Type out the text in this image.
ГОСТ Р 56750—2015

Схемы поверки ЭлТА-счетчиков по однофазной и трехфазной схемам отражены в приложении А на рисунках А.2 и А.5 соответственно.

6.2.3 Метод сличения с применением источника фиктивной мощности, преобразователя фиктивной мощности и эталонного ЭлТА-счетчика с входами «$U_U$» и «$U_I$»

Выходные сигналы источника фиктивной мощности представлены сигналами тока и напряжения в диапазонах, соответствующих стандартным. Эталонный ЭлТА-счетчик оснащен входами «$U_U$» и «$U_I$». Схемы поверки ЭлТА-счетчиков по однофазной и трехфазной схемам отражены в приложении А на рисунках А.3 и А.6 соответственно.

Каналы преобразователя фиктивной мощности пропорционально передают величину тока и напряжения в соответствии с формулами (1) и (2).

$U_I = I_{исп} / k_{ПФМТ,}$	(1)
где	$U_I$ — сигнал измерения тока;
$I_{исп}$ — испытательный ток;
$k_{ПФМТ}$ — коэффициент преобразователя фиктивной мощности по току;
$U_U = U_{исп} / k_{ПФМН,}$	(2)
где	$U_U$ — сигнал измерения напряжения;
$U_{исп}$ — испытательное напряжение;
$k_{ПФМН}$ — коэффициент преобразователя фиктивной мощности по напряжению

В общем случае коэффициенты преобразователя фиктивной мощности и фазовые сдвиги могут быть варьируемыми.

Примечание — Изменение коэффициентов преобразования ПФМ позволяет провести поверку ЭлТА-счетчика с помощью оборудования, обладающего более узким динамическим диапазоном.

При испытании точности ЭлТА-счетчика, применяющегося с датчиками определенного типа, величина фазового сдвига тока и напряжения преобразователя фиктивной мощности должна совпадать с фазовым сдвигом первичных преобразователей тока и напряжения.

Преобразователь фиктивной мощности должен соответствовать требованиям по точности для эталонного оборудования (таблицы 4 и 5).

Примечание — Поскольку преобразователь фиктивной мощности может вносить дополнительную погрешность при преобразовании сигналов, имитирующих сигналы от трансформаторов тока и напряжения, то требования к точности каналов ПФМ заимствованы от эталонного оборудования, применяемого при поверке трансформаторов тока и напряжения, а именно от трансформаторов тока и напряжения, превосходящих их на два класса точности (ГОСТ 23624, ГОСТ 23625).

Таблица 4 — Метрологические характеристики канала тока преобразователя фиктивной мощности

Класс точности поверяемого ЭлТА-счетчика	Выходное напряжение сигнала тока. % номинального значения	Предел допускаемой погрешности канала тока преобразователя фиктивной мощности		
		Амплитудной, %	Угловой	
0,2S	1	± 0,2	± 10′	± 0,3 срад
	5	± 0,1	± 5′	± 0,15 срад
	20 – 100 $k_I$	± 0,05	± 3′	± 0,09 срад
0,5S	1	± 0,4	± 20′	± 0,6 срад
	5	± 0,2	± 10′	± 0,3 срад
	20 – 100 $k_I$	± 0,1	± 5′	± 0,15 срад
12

# # #

Instruction: Pick out every line of the listing containing the word "измерения", and show those lines.

Worked solution:
где	$U_I$ — сигнал измерения тока;
где	$U_U$ — сигнал измерения напряжения;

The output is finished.